Problem to work on :: Gather from the listing below each line that includes the word "icon", and copy it.

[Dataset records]
## begin

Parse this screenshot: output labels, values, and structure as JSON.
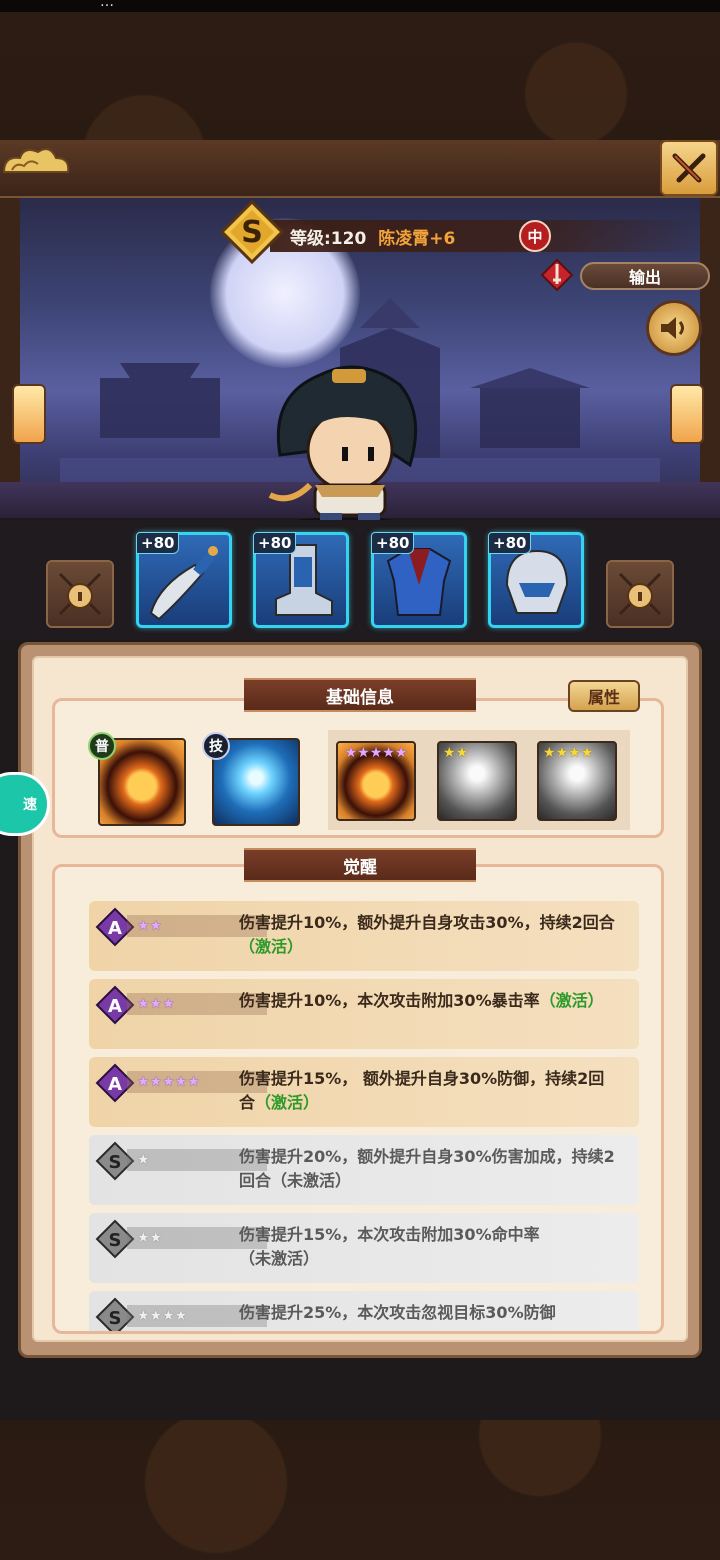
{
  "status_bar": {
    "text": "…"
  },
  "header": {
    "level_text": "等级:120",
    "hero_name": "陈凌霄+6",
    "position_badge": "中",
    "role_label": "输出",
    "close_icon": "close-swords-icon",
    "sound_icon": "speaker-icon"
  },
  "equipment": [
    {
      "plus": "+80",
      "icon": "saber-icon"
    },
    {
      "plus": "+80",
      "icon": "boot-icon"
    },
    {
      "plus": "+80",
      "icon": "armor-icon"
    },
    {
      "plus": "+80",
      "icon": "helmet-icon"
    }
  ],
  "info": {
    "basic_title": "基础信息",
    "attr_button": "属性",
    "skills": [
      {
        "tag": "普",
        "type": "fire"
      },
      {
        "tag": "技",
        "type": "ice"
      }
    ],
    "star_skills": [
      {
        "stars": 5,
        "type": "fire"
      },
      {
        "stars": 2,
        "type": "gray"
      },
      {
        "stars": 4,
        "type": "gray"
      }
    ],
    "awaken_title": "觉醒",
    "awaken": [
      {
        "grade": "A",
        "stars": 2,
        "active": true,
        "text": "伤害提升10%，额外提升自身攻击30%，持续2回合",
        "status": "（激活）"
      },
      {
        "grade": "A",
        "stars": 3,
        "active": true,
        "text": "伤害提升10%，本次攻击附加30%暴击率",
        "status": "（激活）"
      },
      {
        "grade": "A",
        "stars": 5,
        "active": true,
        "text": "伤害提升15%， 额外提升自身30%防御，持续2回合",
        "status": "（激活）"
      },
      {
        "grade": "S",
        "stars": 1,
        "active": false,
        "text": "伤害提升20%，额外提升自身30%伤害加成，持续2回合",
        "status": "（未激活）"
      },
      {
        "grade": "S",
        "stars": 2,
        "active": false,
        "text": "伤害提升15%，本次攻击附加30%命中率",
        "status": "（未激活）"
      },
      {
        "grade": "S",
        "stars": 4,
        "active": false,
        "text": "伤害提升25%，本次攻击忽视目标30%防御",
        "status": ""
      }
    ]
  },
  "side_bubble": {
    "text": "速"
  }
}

## end

Answer ::
    "close_icon": "close-swords-icon",
    "sound_icon": "speaker-icon"
      "icon": "saber-icon"
      "icon": "boot-icon"
      "icon": "armor-icon"
      "icon": "helmet-icon"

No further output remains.